## WHAT TO PRODUCE:
Restate the full set of records exactly, without adding or dropping a word.

## RAW DATA:
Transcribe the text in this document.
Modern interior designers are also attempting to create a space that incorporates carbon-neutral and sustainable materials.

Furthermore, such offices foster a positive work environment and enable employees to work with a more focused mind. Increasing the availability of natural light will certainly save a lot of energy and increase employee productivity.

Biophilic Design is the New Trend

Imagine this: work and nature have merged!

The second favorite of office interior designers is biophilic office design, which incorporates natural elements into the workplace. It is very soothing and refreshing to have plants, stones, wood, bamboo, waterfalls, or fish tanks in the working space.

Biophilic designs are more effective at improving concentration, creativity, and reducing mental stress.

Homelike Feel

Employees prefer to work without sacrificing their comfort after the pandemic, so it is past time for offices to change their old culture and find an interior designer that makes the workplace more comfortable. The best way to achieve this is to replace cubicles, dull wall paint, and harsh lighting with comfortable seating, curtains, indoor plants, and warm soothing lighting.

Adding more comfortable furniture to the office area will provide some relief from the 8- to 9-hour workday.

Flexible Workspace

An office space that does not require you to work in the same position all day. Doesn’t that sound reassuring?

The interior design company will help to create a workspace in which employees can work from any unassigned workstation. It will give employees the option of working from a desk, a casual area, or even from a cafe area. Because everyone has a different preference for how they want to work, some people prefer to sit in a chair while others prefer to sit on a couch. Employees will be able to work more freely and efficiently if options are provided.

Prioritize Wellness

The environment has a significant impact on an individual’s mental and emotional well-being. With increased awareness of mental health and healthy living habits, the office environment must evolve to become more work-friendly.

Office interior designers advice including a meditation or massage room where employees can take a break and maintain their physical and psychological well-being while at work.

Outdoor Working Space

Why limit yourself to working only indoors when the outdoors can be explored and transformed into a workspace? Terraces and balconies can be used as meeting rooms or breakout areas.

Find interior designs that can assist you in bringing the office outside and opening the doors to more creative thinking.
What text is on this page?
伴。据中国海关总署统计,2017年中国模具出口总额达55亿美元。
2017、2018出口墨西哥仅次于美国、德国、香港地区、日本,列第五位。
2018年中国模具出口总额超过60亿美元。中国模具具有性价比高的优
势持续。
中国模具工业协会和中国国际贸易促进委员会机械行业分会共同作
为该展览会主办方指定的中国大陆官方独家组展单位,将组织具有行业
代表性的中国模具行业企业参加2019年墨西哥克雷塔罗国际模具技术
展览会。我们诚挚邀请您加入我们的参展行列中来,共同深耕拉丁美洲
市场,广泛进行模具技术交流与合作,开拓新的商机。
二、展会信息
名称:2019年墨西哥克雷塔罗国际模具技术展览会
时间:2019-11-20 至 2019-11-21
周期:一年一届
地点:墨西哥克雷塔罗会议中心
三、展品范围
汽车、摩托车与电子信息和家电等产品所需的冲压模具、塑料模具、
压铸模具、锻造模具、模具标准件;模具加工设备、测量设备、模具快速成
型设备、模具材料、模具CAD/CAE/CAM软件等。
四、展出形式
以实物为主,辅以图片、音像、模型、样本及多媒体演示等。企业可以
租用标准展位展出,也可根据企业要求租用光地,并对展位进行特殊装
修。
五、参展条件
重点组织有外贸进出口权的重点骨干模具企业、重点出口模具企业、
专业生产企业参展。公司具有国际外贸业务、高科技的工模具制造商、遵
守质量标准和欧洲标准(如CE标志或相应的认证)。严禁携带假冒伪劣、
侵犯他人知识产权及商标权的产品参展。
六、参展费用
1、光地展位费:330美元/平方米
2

## FULL SOLUTION:
Transcribe the text in this document.
Modern interior designers are also attempting to create a space that incorporates carbon-neutral and sustainable materials.

Furthermore, such offices foster a positive work environment and enable employees to work with a more focused mind. Increasing the availability of natural light will certainly save a lot of energy and increase employee productivity.

Biophilic Design is the New Trend

Imagine this: work and nature have merged!

The second favorite of office interior designers is biophilic office design, which incorporates natural elements into the workplace. It is very soothing and refreshing to have plants, stones, wood, bamboo, waterfalls, or fish tanks in the working space.

Biophilic designs are more effective at improving concentration, creativity, and reducing mental stress.

Homelike Feel

Employees prefer to work without sacrificing their comfort after the pandemic, so it is past time for offices to change their old culture and find an interior designer that makes the workplace more comfortable. The best way to achieve this is to replace cubicles, dull wall paint, and harsh lighting with comfortable seating, curtains, indoor plants, and warm soothing lighting.

Adding more comfortable furniture to the office area will provide some relief from the 8- to 9-hour workday.

Flexible Workspace

An office space that does not require you to work in the same position all day. Doesn’t that sound reassuring?

The interior design company will help to create a workspace in which employees can work from any unassigned workstation. It will give employees the option of working from a desk, a casual area, or even from a cafe area. Because everyone has a different preference for how they want to work, some people prefer to sit in a chair while others prefer to sit on a couch. Employees will be able to work more freely and efficiently if options are provided.

Prioritize Wellness

The environment has a significant impact on an individual’s mental and emotional well-being. With increased awareness of mental health and healthy living habits, the office environment must evolve to become more work-friendly.

Office interior designers advice including a meditation or massage room where employees can take a break and maintain their physical and psychological well-being while at work.

Outdoor Working Space

Why limit yourself to working only indoors when the outdoors can be explored and transformed into a workspace? Terraces and balconies can be used as meeting rooms or breakout areas.

Find interior designs that can assist you in bringing the office outside and opening the doors to more creative thinking.
What text is on this page?
伴。据中国海关总署统计,2017年中国模具出口总额达55亿美元。
2017、2018出口墨西哥仅次于美国、德国、香港地区、日本,列第五位。
2018年中国模具出口总额超过60亿美元。中国模具具有性价比高的优
势持续。
中国模具工业协会和中国国际贸易促进委员会机械行业分会共同作
为该展览会主办方指定的中国大陆官方独家组展单位,将组织具有行业
代表性的中国模具行业企业参加2019年墨西哥克雷塔罗国际模具技术
展览会。我们诚挚邀请您加入我们的参展行列中来,共同深耕拉丁美洲
市场,广泛进行模具技术交流与合作,开拓新的商机。
二、展会信息
名称:2019年墨西哥克雷塔罗国际模具技术展览会
时间:2019-11-20 至 2019-11-21
周期:一年一届
地点:墨西哥克雷塔罗会议中心
三、展品范围
汽车、摩托车与电子信息和家电等产品所需的冲压模具、塑料模具、
压铸模具、锻造模具、模具标准件;模具加工设备、测量设备、模具快速成
型设备、模具材料、模具CAD/CAE/CAM软件等。
四、展出形式
以实物为主,辅以图片、音像、模型、样本及多媒体演示等。企业可以
租用标准展位展出,也可根据企业要求租用光地,并对展位进行特殊装
修。
五、参展条件
重点组织有外贸进出口权的重点骨干模具企业、重点出口模具企业、
专业生产企业参展。公司具有国际外贸业务、高科技的工模具制造商、遵
守质量标准和欧洲标准(如CE标志或相应的认证)。严禁携带假冒伪劣、
侵犯他人知识产权及商标权的产品参展。
六、参展费用
1、光地展位费:330美元/平方米
2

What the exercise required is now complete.